SHORT EXERCISE:
Isolate every line in the records below with "name" in it.

DATA EXTRACT:
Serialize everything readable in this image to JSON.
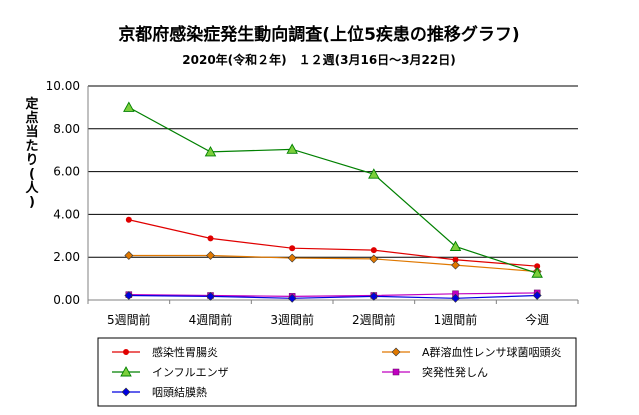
{
  "chart_data": {
    "type": "line",
    "title": "京都府感染症発生動向調査(上位5疾患の推移グラフ)",
    "subtitle": "2020年(令和２年)　１２週(3月16日～3月22日)",
    "ylabel": "定点当たり(人)",
    "xlabel": "",
    "categories": [
      "5週間前",
      "4週間前",
      "3週間前",
      "2週間前",
      "1週間前",
      "今週"
    ],
    "ylim": [
      0,
      10
    ],
    "yticks": [
      "0.00",
      "2.00",
      "4.00",
      "6.00",
      "8.00",
      "10.00"
    ],
    "grid": true,
    "legend_position": "bottom",
    "series": [
      {
        "name": "感染性胃腸炎",
        "color": "#e00000",
        "marker": "circle",
        "values": [
          3.75,
          2.88,
          2.42,
          2.33,
          1.88,
          1.58
        ]
      },
      {
        "name": "A群溶血性レンサ球菌咽頭炎",
        "color": "#e07800",
        "marker": "diamond",
        "values": [
          2.08,
          2.08,
          1.96,
          1.92,
          1.63,
          1.33
        ]
      },
      {
        "name": "インフルエンザ",
        "color": "#008000",
        "marker": "triangle",
        "values": [
          9.0,
          6.92,
          7.04,
          5.88,
          2.5,
          1.25
        ]
      },
      {
        "name": "突発性発しん",
        "color": "#c000c0",
        "marker": "square",
        "values": [
          0.25,
          0.21,
          0.17,
          0.21,
          0.29,
          0.33
        ]
      },
      {
        "name": "咽頭結膜熱",
        "color": "#0000e0",
        "marker": "diamond",
        "values": [
          0.21,
          0.17,
          0.08,
          0.17,
          0.08,
          0.21
        ]
      }
    ]
  }
}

ANSWER:
        "name": "感染性胃腸炎",
        "name": "A群溶血性レンサ球菌咽頭炎",
        "name": "インフルエンザ",
        "name": "突発性発しん",
        "name": "咽頭結膜熱",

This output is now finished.